Collected data entries:

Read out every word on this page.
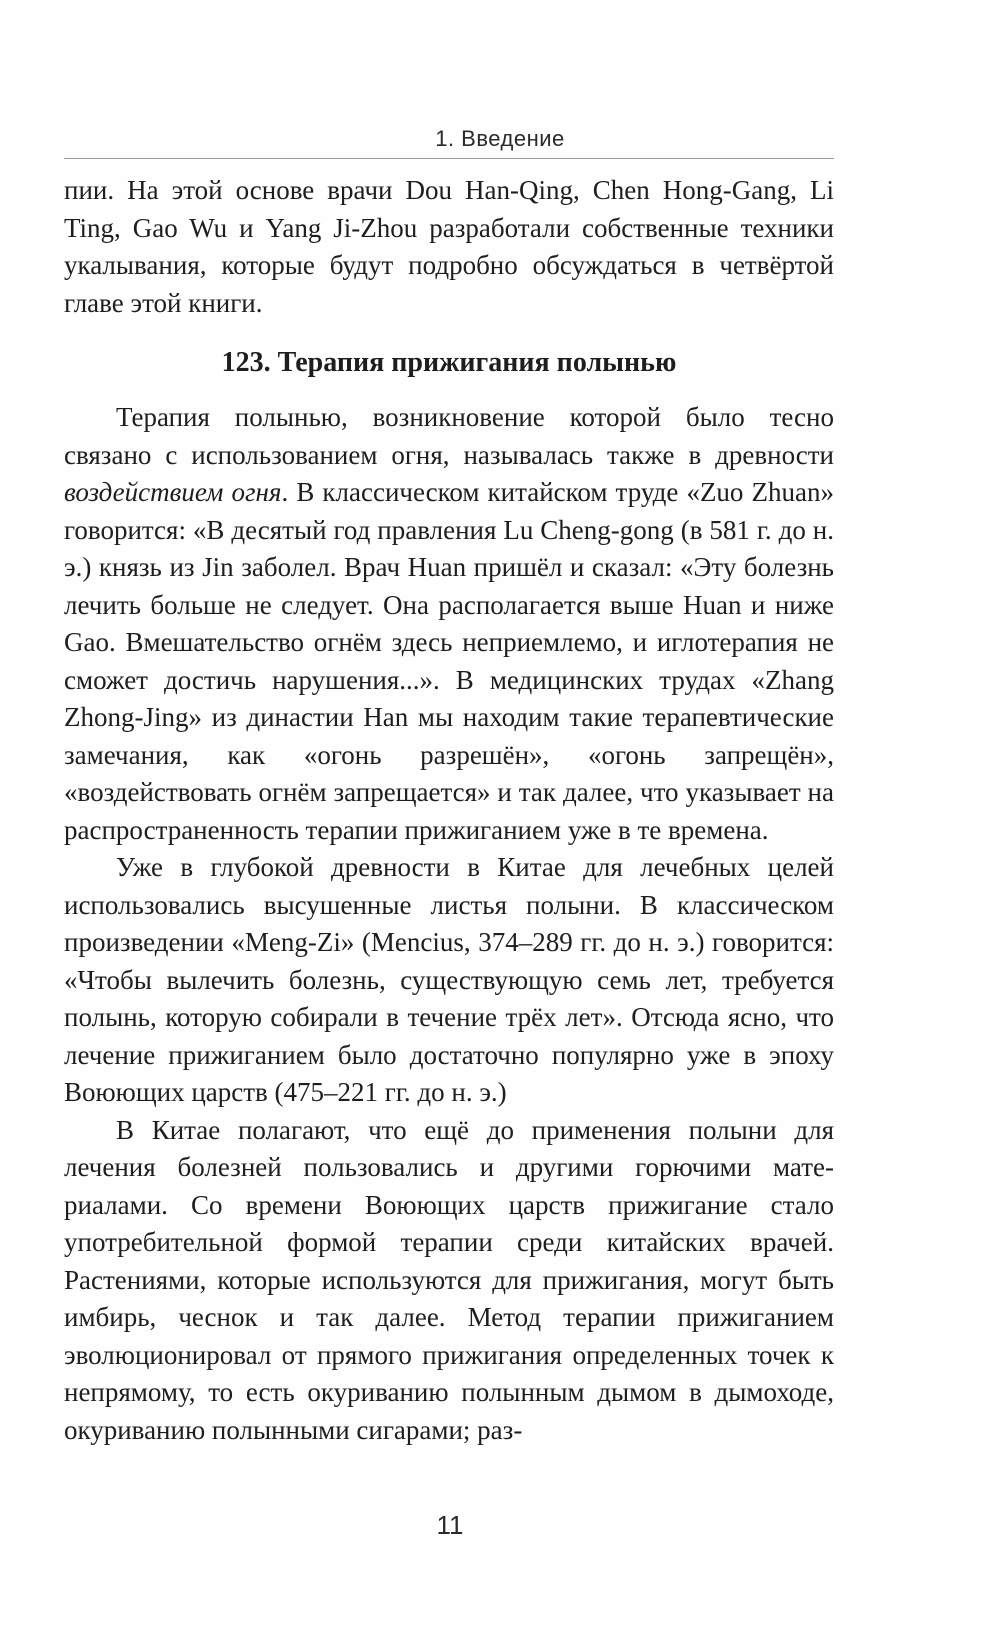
1. Введение

пии. На этой основе врачи Dou Han-Qing, Chen Hong-Gang, Li Ting, Gao Wu и Yang Ji-Zhou разработали собственные техники укалывания, которые будут подробно обсуждаться в четвёртой главе этой книги.

123. Терапия прижигания полынью

Терапия полынью, возникновение которой было тесно связано с использованием огня, называлась также в древности воздействием огня. В классическом китайском труде «Zuo Zhuan» говорится: «В десятый год правления Lu Cheng-gong (в 581 г. до н. э.) князь из Jin заболел. Врач Huan пришёл и сказал: «Эту болезнь лечить больше не следует. Она располагается выше Huan и ниже Gao. Вмешательство огнём здесь неприемлемо, и иглотерапия не сможет достичь нарушения...». В медицинских трудах «Zhang Zhong-Jing» из династии Han мы находим такие терапевтические замечания, как «огонь разрешён», «огонь запрещён», «воздействовать огнём запрещается» и так далее, что указывает на распространенность терапии прижиганием уже в те времена.

Уже в глубокой древности в Китае для лечебных целей использовались высушенные листья полыни. В классическом произведении «Meng-Zi» (Mencius, 374–289 гг. до н. э.) говорится: «Чтобы вылечить болезнь, существующую семь лет, требуется полынь, которую собирали в течение трёх лет». Отсюда ясно, что лечение прижиганием было достаточно популярно уже в эпоху Воюющих царств (475–221 гг. до н. э.)

В Китае полагают, что ещё до применения полыни для лечения болезней пользовались и другими горючими материалами. Со времени Воюющих царств прижигание стало употребительной формой терапии среди китайских врачей. Растениями, которые используются для прижигания, могут быть имбирь, чеснок и так далее. Метод терапии прижиганием эволюционировал от прямого прижигания определенных точек к непрямому, то есть окуриванию полынным дымом в дымоходе, окуриванию полынными сигарами; раз-

11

TASK TO COMPLETE> Pictures excluded, quote all the data above exactly.

RESULT FOR THIS TASK>
Read out every word on this page.
1. Введение

пии. На этой основе врачи Dou Han-Qing, Chen Hong-Gang, Li Ting, Gao Wu и Yang Ji-Zhou разработали собственные техники укалывания, которые будут подробно обсуждаться в четвёртой главе этой книги.

123. Терапия прижигания полынью

Терапия полынью, возникновение которой было тесно связано с использованием огня, называлась также в древности воздействием огня. В классическом китайском труде «Zuo Zhuan» говорится: «В десятый год правления Lu Cheng-gong (в 581 г. до н. э.) князь из Jin заболел. Врач Huan пришёл и сказал: «Эту болезнь лечить больше не следует. Она располагается выше Huan и ниже Gao. Вмешательство огнём здесь неприемлемо, и иглотерапия не сможет достичь нарушения...». В медицинских трудах «Zhang Zhong-Jing» из династии Han мы находим такие терапевтические замечания, как «огонь разрешён», «огонь запрещён», «воздействовать огнём запрещается» и так далее, что указывает на распространенность терапии прижиганием уже в те времена.

Уже в глубокой древности в Китае для лечебных целей использовались высушенные листья полыни. В классическом произведении «Meng-Zi» (Mencius, 374–289 гг. до н. э.) говорится: «Чтобы вылечить болезнь, существующую семь лет, требуется полынь, которую собирали в течение трёх лет». Отсюда ясно, что лечение прижиганием было достаточно популярно уже в эпоху Воюющих царств (475–221 гг. до н. э.)

В Китае полагают, что ещё до применения полыни для лечения болезней пользовались и другими горючими материалами. Со времени Воюющих царств прижигание стало употребительной формой терапии среди китайских врачей. Растениями, которые используются для прижигания, могут быть имбирь, чеснок и так далее. Метод терапии прижиганием эволюционировал от прямого прижигания определенных точек к непрямому, то есть окуриванию полынным дымом в дымоходе, окуриванию полынными сигарами; раз-

11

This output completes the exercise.